__Your objective__. Would you copy out each line of the records below that includes the word "relation"?

Extracted records
↓

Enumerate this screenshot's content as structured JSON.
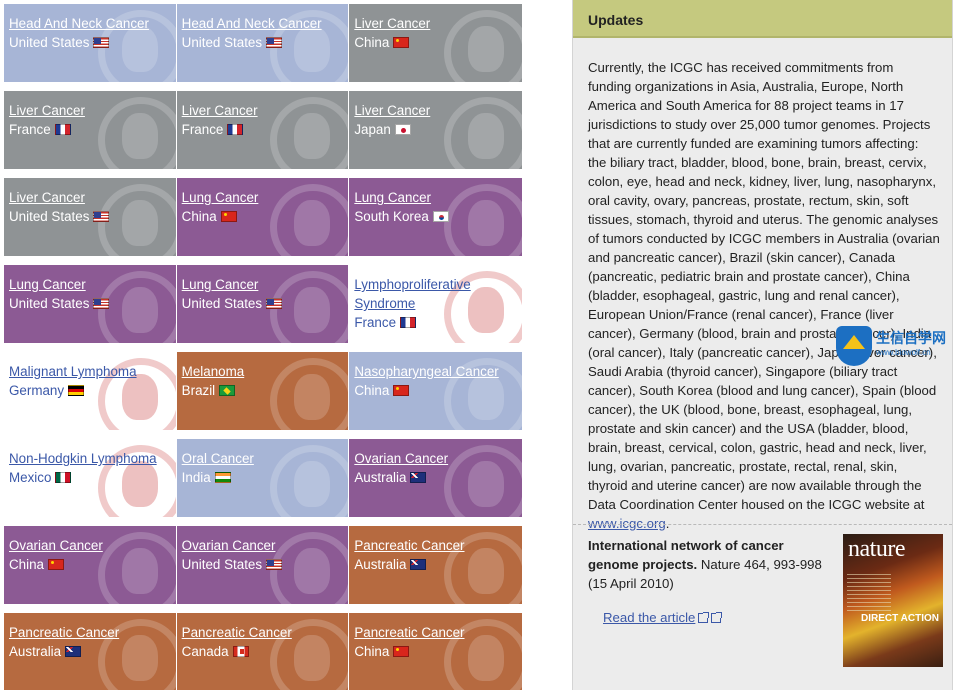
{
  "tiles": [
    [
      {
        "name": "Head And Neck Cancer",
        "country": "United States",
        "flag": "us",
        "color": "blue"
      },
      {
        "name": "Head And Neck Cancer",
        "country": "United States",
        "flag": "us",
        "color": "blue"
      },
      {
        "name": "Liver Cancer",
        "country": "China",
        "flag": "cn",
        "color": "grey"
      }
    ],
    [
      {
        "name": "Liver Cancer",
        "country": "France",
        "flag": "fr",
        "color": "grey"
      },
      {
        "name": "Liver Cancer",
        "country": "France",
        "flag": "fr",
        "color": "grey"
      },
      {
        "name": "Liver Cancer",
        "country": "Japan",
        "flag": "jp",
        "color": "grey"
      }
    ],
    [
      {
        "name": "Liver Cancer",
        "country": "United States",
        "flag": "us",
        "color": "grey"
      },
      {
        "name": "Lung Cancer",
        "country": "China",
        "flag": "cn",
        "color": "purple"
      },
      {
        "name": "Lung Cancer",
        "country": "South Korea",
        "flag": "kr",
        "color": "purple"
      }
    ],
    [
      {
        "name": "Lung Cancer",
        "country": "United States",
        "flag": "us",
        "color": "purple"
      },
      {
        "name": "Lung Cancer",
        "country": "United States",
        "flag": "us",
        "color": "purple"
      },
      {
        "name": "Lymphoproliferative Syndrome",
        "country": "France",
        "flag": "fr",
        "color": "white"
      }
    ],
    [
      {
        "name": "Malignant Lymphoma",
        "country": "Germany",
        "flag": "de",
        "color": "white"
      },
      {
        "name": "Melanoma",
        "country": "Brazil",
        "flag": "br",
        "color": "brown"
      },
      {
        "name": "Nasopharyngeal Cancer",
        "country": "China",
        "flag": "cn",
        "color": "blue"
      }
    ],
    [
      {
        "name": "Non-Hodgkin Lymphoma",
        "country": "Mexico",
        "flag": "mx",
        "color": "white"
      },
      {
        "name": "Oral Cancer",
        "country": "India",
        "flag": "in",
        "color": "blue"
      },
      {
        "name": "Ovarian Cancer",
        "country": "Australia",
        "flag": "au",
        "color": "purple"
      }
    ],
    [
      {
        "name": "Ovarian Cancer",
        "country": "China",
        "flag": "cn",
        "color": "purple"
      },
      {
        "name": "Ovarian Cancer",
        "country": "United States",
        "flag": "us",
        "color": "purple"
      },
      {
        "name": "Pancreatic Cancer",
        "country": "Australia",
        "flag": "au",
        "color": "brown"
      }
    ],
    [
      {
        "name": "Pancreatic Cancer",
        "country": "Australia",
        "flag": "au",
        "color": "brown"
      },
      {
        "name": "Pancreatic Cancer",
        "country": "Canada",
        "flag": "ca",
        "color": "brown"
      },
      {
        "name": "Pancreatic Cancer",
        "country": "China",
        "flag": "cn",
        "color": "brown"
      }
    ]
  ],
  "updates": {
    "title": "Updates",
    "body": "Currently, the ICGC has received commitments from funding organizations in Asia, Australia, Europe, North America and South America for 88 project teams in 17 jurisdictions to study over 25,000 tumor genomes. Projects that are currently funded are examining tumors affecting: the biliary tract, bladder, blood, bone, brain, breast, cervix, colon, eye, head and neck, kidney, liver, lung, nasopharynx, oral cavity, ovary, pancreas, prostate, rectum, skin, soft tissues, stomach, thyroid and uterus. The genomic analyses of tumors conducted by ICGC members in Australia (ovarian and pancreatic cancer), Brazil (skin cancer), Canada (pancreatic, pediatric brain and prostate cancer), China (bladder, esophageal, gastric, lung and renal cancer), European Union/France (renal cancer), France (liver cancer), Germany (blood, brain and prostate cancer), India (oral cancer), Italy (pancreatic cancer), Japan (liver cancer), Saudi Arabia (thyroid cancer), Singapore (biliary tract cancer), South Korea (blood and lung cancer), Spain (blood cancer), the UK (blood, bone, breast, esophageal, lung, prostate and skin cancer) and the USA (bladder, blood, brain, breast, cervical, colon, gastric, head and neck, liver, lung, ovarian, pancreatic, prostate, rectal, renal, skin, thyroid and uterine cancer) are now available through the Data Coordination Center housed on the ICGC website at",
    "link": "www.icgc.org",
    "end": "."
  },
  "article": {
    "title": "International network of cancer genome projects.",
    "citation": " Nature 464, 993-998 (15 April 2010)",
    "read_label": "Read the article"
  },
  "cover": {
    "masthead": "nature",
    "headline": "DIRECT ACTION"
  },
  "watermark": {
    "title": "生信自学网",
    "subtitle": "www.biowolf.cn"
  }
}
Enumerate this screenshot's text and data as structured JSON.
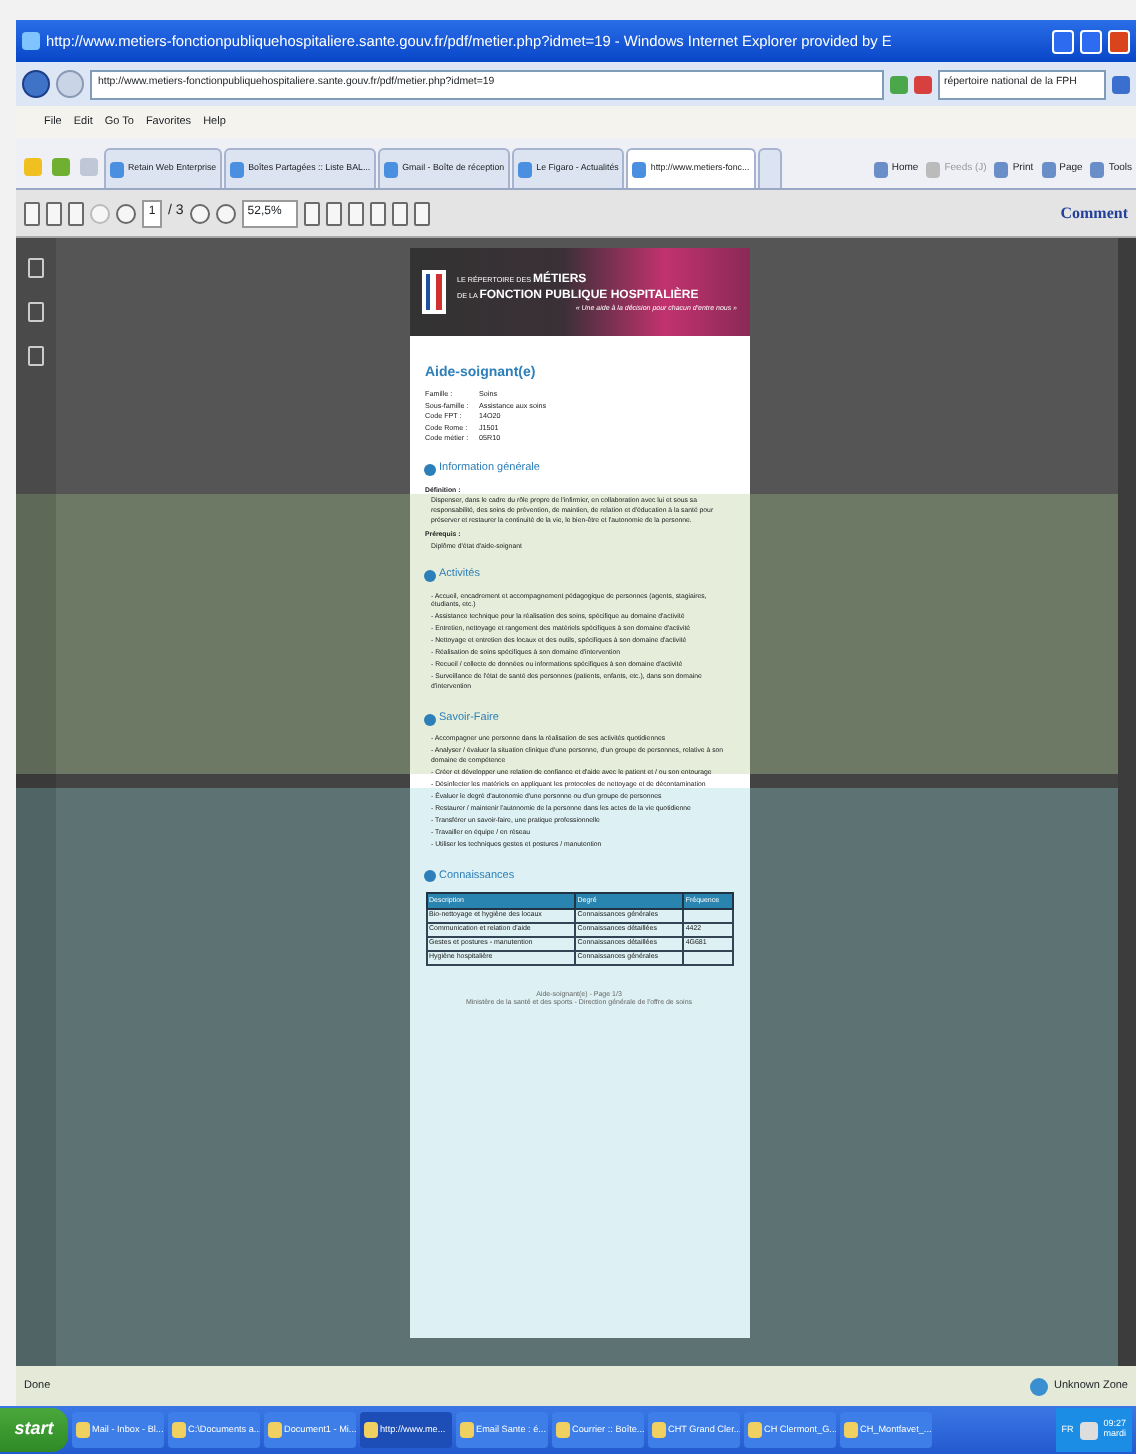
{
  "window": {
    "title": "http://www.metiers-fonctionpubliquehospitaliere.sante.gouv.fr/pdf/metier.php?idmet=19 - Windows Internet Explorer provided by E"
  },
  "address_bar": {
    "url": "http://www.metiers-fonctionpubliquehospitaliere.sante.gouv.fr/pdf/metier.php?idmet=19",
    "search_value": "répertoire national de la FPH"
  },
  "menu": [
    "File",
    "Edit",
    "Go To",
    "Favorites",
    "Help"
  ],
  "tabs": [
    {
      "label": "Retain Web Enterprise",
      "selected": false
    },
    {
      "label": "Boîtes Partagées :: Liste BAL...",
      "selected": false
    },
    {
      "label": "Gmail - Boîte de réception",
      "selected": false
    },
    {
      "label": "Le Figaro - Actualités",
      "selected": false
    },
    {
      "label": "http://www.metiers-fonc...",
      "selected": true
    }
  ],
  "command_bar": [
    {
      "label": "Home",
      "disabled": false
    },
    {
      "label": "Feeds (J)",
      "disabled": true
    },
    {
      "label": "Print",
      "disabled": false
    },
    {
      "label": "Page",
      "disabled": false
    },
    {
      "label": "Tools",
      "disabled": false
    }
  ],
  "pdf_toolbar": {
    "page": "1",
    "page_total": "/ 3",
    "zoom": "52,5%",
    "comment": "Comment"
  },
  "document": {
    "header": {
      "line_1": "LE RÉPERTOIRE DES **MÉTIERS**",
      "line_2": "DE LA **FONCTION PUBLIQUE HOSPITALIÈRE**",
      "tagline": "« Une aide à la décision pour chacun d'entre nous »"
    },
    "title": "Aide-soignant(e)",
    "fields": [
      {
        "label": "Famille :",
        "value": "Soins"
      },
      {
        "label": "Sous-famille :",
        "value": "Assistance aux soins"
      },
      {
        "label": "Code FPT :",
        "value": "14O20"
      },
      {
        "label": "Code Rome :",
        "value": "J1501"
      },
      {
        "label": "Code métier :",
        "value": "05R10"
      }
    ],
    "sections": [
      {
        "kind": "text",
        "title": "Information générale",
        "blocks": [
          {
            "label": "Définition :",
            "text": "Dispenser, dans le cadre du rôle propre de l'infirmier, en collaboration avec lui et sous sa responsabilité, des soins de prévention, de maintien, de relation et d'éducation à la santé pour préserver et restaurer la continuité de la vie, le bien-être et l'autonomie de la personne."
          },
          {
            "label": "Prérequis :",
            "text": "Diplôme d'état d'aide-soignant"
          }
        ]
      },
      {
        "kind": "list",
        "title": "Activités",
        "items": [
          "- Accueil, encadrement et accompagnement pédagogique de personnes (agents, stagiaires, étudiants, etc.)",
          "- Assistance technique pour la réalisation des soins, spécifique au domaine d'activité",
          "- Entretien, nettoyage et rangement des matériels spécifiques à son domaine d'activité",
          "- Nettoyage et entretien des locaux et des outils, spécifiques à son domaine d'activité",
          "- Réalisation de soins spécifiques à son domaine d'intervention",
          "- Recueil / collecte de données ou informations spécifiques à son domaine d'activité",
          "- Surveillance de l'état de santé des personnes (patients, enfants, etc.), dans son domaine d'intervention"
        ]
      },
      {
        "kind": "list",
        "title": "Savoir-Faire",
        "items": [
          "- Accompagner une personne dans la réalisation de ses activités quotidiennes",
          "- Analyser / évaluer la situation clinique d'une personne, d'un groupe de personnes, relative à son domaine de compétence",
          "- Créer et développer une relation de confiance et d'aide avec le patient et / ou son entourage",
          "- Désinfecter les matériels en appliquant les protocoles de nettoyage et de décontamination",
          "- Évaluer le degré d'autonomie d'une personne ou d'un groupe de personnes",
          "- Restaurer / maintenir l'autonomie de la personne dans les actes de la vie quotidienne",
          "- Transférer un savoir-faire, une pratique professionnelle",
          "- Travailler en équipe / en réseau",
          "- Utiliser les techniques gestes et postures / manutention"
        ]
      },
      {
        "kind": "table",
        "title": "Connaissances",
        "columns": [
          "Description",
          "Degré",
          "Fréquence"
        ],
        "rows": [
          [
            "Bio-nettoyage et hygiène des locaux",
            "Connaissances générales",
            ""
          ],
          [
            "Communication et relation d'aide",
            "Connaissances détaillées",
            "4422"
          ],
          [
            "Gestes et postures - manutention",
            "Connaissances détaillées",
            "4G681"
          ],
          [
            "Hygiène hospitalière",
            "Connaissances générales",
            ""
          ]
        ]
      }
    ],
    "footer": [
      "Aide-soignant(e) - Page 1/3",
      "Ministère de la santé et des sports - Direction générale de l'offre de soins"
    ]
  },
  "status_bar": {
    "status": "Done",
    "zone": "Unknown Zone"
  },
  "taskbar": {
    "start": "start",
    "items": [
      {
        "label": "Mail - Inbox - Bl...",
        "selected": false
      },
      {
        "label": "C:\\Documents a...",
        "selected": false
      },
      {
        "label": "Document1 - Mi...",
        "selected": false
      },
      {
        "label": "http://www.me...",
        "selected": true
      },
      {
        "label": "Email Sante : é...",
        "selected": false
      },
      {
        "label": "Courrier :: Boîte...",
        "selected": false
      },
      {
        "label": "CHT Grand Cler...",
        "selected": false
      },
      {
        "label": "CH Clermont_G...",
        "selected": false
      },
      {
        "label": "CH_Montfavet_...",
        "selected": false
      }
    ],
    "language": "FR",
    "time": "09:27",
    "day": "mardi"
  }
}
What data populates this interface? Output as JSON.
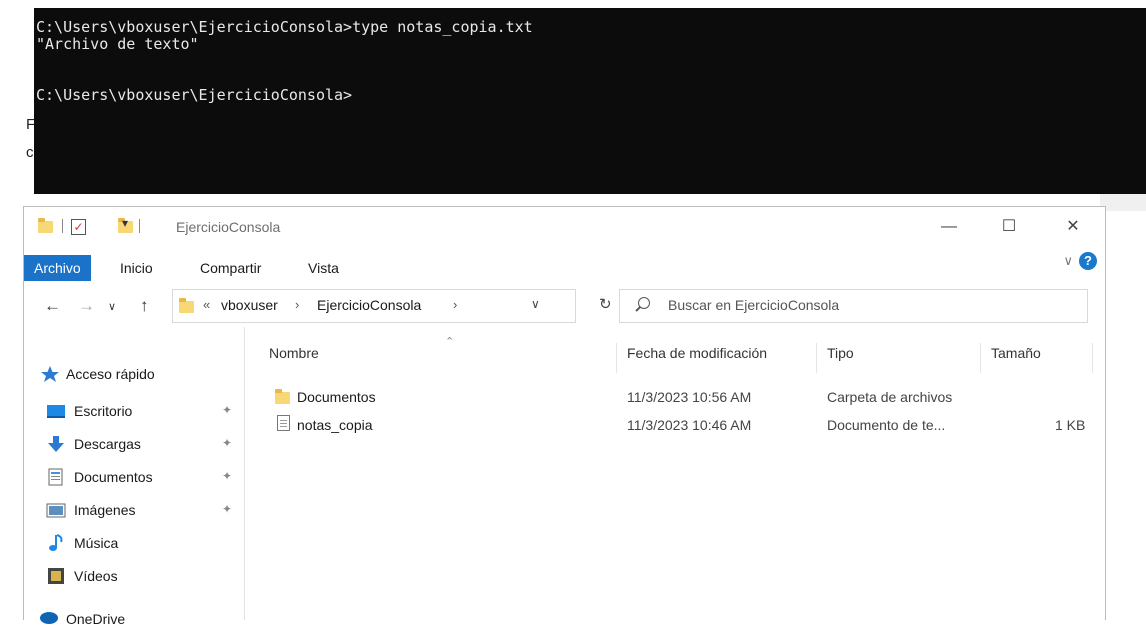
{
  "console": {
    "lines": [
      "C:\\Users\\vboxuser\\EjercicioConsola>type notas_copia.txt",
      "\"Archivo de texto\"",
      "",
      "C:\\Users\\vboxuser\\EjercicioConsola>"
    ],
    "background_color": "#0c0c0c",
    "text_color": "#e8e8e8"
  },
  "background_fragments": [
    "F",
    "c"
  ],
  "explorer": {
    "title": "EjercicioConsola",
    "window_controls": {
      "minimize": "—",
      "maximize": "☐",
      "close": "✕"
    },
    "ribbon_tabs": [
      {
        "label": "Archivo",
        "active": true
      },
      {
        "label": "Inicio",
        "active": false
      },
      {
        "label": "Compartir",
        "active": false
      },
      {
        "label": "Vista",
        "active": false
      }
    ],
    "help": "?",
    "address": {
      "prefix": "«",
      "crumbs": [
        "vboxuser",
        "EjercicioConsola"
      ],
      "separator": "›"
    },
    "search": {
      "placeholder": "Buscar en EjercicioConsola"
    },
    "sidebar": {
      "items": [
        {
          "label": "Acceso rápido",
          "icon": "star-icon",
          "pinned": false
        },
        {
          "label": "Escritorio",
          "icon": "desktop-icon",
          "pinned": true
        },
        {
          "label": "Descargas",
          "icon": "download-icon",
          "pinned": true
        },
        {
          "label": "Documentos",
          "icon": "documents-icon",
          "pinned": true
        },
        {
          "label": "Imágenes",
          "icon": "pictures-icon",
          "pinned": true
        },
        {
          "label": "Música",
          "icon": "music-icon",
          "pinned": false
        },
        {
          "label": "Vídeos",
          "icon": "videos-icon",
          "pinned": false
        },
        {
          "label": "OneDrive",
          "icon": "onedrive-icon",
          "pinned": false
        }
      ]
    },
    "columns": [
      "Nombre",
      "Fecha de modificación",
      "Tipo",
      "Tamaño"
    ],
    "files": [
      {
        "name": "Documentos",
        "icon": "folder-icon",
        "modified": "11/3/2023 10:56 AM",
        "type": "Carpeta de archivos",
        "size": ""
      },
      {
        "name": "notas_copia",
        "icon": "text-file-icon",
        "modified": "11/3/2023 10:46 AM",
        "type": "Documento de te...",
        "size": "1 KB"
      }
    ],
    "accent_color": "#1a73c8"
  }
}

↑

__Response__.
            "text": "Dispenser, dans le cadre du rôle propre de l'infirmier, en collaboration avec lui et sous sa responsabilité, des soins de prévention, de maintien, de relation et d'éducation à la santé pour préserver et restaurer la continuité de la vie, le bien-être et l'autonomie de la personne."
          "- Créer et développer une relation de confiance et d'aide avec le patient et / ou son entourage",
            "Communication et relation d'aide",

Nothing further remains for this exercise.